--- Start DATA FOR THE TASK ---

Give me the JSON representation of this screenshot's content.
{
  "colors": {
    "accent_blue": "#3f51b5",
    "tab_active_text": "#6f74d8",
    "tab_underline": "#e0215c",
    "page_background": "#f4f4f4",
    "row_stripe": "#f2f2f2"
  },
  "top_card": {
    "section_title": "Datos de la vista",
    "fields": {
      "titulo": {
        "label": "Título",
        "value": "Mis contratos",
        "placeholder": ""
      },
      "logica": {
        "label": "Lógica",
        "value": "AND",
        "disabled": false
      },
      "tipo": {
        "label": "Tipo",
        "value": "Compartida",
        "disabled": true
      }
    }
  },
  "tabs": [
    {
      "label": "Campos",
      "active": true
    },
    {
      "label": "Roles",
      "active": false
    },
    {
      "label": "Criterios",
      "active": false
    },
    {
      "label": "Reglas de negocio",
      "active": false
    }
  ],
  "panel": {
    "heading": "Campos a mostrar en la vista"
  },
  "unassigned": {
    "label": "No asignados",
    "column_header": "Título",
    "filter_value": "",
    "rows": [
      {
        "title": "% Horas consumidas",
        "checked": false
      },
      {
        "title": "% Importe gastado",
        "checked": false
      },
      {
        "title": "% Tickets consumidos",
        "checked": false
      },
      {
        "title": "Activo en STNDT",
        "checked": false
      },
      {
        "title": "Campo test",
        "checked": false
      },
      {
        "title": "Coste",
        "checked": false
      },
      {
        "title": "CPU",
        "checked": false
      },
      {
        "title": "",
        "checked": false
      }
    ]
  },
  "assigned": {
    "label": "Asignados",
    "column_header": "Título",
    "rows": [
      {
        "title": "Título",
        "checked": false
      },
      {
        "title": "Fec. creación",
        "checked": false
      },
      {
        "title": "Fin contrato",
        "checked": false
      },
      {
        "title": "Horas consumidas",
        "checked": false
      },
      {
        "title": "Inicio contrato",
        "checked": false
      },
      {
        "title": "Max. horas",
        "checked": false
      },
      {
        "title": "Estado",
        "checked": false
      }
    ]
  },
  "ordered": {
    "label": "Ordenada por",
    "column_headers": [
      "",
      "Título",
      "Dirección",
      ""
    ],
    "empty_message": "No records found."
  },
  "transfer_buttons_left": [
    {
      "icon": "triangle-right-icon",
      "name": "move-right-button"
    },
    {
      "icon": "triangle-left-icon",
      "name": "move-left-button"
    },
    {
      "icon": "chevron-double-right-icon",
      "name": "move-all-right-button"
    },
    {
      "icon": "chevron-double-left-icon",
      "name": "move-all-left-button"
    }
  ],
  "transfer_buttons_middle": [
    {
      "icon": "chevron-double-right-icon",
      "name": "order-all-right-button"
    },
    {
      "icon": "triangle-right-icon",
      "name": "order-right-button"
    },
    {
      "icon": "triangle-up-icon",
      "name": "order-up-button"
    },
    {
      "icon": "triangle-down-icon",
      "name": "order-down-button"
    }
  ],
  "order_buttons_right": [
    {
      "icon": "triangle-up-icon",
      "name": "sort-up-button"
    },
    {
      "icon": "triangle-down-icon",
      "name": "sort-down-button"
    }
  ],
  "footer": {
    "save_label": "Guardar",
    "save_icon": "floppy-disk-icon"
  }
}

--- End DATA FOR THE TASK ---

> _GIVEN TASK_
Copy the material above verbatim.

> _RESULT OF THIS EXERCISE_
Give me the JSON representation of this screenshot's content.
{
  "colors": {
    "accent_blue": "#3f51b5",
    "tab_active_text": "#6f74d8",
    "tab_underline": "#e0215c",
    "page_background": "#f4f4f4",
    "row_stripe": "#f2f2f2"
  },
  "top_card": {
    "section_title": "Datos de la vista",
    "fields": {
      "titulo": {
        "label": "Título",
        "value": "Mis contratos",
        "placeholder": ""
      },
      "logica": {
        "label": "Lógica",
        "value": "AND",
        "disabled": false
      },
      "tipo": {
        "label": "Tipo",
        "value": "Compartida",
        "disabled": true
      }
    }
  },
  "tabs": [
    {
      "label": "Campos",
      "active": true
    },
    {
      "label": "Roles",
      "active": false
    },
    {
      "label": "Criterios",
      "active": false
    },
    {
      "label": "Reglas de negocio",
      "active": false
    }
  ],
  "panel": {
    "heading": "Campos a mostrar en la vista"
  },
  "unassigned": {
    "label": "No asignados",
    "column_header": "Título",
    "filter_value": "",
    "rows": [
      {
        "title": "% Horas consumidas",
        "checked": false
      },
      {
        "title": "% Importe gastado",
        "checked": false
      },
      {
        "title": "% Tickets consumidos",
        "checked": false
      },
      {
        "title": "Activo en STNDT",
        "checked": false
      },
      {
        "title": "Campo test",
        "checked": false
      },
      {
        "title": "Coste",
        "checked": false
      },
      {
        "title": "CPU",
        "checked": false
      },
      {
        "title": "",
        "checked": false
      }
    ]
  },
  "assigned": {
    "label": "Asignados",
    "column_header": "Título",
    "rows": [
      {
        "title": "Título",
        "checked": false
      },
      {
        "title": "Fec. creación",
        "checked": false
      },
      {
        "title": "Fin contrato",
        "checked": false
      },
      {
        "title": "Horas consumidas",
        "checked": false
      },
      {
        "title": "Inicio contrato",
        "checked": false
      },
      {
        "title": "Max. horas",
        "checked": false
      },
      {
        "title": "Estado",
        "checked": false
      }
    ]
  },
  "ordered": {
    "label": "Ordenada por",
    "column_headers": [
      "",
      "Título",
      "Dirección",
      ""
    ],
    "empty_message": "No records found."
  },
  "transfer_buttons_left": [
    {
      "icon": "triangle-right-icon",
      "name": "move-right-button"
    },
    {
      "icon": "triangle-left-icon",
      "name": "move-left-button"
    },
    {
      "icon": "chevron-double-right-icon",
      "name": "move-all-right-button"
    },
    {
      "icon": "chevron-double-left-icon",
      "name": "move-all-left-button"
    }
  ],
  "transfer_buttons_middle": [
    {
      "icon": "chevron-double-right-icon",
      "name": "order-all-right-button"
    },
    {
      "icon": "triangle-right-icon",
      "name": "order-right-button"
    },
    {
      "icon": "triangle-up-icon",
      "name": "order-up-button"
    },
    {
      "icon": "triangle-down-icon",
      "name": "order-down-button"
    }
  ],
  "order_buttons_right": [
    {
      "icon": "triangle-up-icon",
      "name": "sort-up-button"
    },
    {
      "icon": "triangle-down-icon",
      "name": "sort-down-button"
    }
  ],
  "footer": {
    "save_label": "Guardar",
    "save_icon": "floppy-disk-icon"
  }
}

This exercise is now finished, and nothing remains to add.